==== RECORDED INFORMATION

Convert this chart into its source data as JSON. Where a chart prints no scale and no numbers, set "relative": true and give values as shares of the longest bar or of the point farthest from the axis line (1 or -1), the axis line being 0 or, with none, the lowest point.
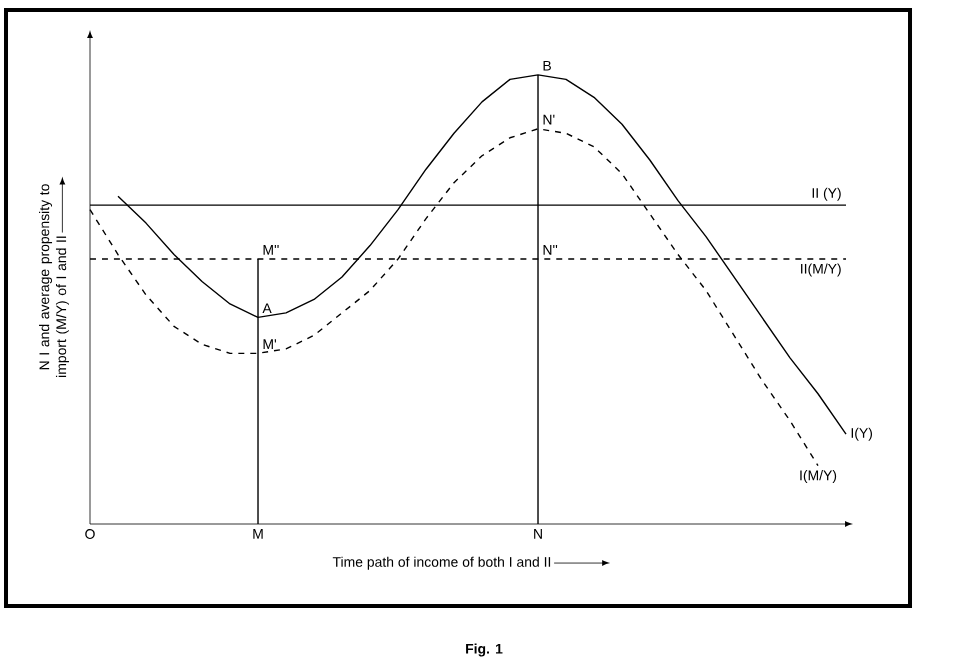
{
  "chart_data": {
    "type": "line",
    "relative": true,
    "xlabel": "Time path of income of both I and II",
    "ylabel": "N I and average propensity to import (M/Y) of I and II",
    "categories": [
      "O",
      null,
      null,
      null,
      null,
      null,
      "M",
      null,
      null,
      null,
      null,
      null,
      null,
      null,
      null,
      null,
      "N",
      null,
      null,
      null,
      null,
      null,
      null,
      null,
      null,
      null,
      null,
      null
    ],
    "series": [
      {
        "name": "I(Y)",
        "color": "#000000",
        "line_style": "solid",
        "values": [
          null,
          0.73,
          0.67,
          0.6,
          0.54,
          0.49,
          0.46,
          0.47,
          0.5,
          0.55,
          0.62,
          0.7,
          0.79,
          0.87,
          0.94,
          0.99,
          1.0,
          0.99,
          0.95,
          0.89,
          0.81,
          0.72,
          0.64,
          0.55,
          0.46,
          0.37,
          0.29,
          0.2
        ]
      },
      {
        "name": "I(M/Y)",
        "color": "#000000",
        "line_style": "dashed",
        "values": [
          0.7,
          0.6,
          0.51,
          0.44,
          0.4,
          0.38,
          0.38,
          0.39,
          0.42,
          0.47,
          0.52,
          0.59,
          0.68,
          0.76,
          0.82,
          0.86,
          0.88,
          0.87,
          0.84,
          0.78,
          0.69,
          0.6,
          0.52,
          0.42,
          0.32,
          0.23,
          0.13,
          null
        ]
      },
      {
        "name": "II (Y)",
        "color": "#000000",
        "line_style": "solid",
        "values": [
          0.71,
          0.71,
          0.71,
          0.71,
          0.71,
          0.71,
          0.71,
          0.71,
          0.71,
          0.71,
          0.71,
          0.71,
          0.71,
          0.71,
          0.71,
          0.71,
          0.71,
          0.71,
          0.71,
          0.71,
          0.71,
          0.71,
          0.71,
          0.71,
          0.71,
          0.71,
          0.71,
          0.71
        ]
      },
      {
        "name": "II(M/Y)",
        "color": "#000000",
        "line_style": "dashed",
        "values": [
          0.59,
          0.59,
          0.59,
          0.59,
          0.59,
          0.59,
          0.59,
          0.59,
          0.59,
          0.59,
          0.59,
          0.59,
          0.59,
          0.59,
          0.59,
          0.59,
          0.59,
          0.59,
          0.59,
          0.59,
          0.59,
          0.59,
          0.59,
          0.59,
          0.59,
          0.59,
          0.59,
          0.59
        ]
      },
      {
        "color": "#000000",
        "line_style": "solid",
        "x": [
          "M",
          "M"
        ],
        "values": [
          0,
          0.59
        ]
      },
      {
        "color": "#000000",
        "line_style": "solid",
        "x": [
          "N",
          "N"
        ],
        "values": [
          0,
          1.0
        ]
      }
    ],
    "annotations": [
      {
        "text": "A",
        "x": "M",
        "y": 0.46
      },
      {
        "text": "M''",
        "x": "M",
        "y": 0.59
      },
      {
        "text": "M'",
        "x": "M",
        "y": 0.38
      },
      {
        "text": "B",
        "x": "N",
        "y": 1.0
      },
      {
        "text": "N'",
        "x": "N",
        "y": 0.88
      },
      {
        "text": "N''",
        "x": "N",
        "y": 0.59
      },
      "Fig. 1"
    ]
  }
}
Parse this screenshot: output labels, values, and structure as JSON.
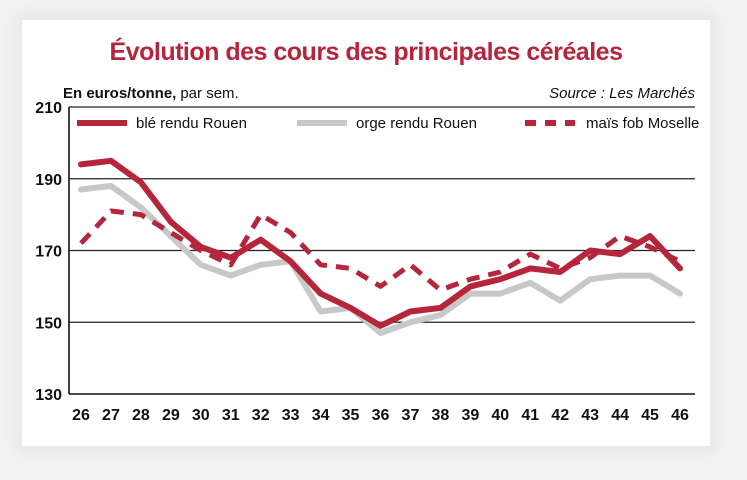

========

- **REQUIRED WORK**
Leave the images out, please, and restate each line word for word.

- **CORRECT RESULT**
Convert this chart into its source data as JSON. Where a chart prints no scale and no numbers, set "relative": true and give values as shares of the longest bar or of the point farthest from the axis line (1 or -1), the axis line being 0 or, with none, the lowest point.
{
  "chart_data": {
    "type": "line",
    "relative": true,
    "xlabel": "Time path of income of both I and II",
    "ylabel": "N I and average propensity to import (M/Y) of I and II",
    "categories": [
      "O",
      null,
      null,
      null,
      null,
      null,
      "M",
      null,
      null,
      null,
      null,
      null,
      null,
      null,
      null,
      null,
      "N",
      null,
      null,
      null,
      null,
      null,
      null,
      null,
      null,
      null,
      null,
      null
    ],
    "series": [
      {
        "name": "I(Y)",
        "color": "#000000",
        "line_style": "solid",
        "values": [
          null,
          0.73,
          0.67,
          0.6,
          0.54,
          0.49,
          0.46,
          0.47,
          0.5,
          0.55,
          0.62,
          0.7,
          0.79,
          0.87,
          0.94,
          0.99,
          1.0,
          0.99,
          0.95,
          0.89,
          0.81,
          0.72,
          0.64,
          0.55,
          0.46,
          0.37,
          0.29,
          0.2
        ]
      },
      {
        "name": "I(M/Y)",
        "color": "#000000",
        "line_style": "dashed",
        "values": [
          0.7,
          0.6,
          0.51,
          0.44,
          0.4,
          0.38,
          0.38,
          0.39,
          0.42,
          0.47,
          0.52,
          0.59,
          0.68,
          0.76,
          0.82,
          0.86,
          0.88,
          0.87,
          0.84,
          0.78,
          0.69,
          0.6,
          0.52,
          0.42,
          0.32,
          0.23,
          0.13,
          null
        ]
      },
      {
        "name": "II (Y)",
        "color": "#000000",
        "line_style": "solid",
        "values": [
          0.71,
          0.71,
          0.71,
          0.71,
          0.71,
          0.71,
          0.71,
          0.71,
          0.71,
          0.71,
          0.71,
          0.71,
          0.71,
          0.71,
          0.71,
          0.71,
          0.71,
          0.71,
          0.71,
          0.71,
          0.71,
          0.71,
          0.71,
          0.71,
          0.71,
          0.71,
          0.71,
          0.71
        ]
      },
      {
        "name": "II(M/Y)",
        "color": "#000000",
        "line_style": "dashed",
        "values": [
          0.59,
          0.59,
          0.59,
          0.59,
          0.59,
          0.59,
          0.59,
          0.59,
          0.59,
          0.59,
          0.59,
          0.59,
          0.59,
          0.59,
          0.59,
          0.59,
          0.59,
          0.59,
          0.59,
          0.59,
          0.59,
          0.59,
          0.59,
          0.59,
          0.59,
          0.59,
          0.59,
          0.59
        ]
      },
      {
        "color": "#000000",
        "line_style": "solid",
        "x": [
          "M",
          "M"
        ],
        "values": [
          0,
          0.59
        ]
      },
      {
        "color": "#000000",
        "line_style": "solid",
        "x": [
          "N",
          "N"
        ],
        "values": [
          0,
          1.0
        ]
      }
    ],
    "annotations": [
      {
        "text": "A",
        "x": "M",
        "y": 0.46
      },
      {
        "text": "M''",
        "x": "M",
        "y": 0.59
      },
      {
        "text": "M'",
        "x": "M",
        "y": 0.38
      },
      {
        "text": "B",
        "x": "N",
        "y": 1.0
      },
      {
        "text": "N'",
        "x": "N",
        "y": 0.88
      },
      {
        "text": "N''",
        "x": "N",
        "y": 0.59
      },
      "Fig. 1"
    ]
  }
}
Parse this screenshot: output labels, values, and structure as JSON.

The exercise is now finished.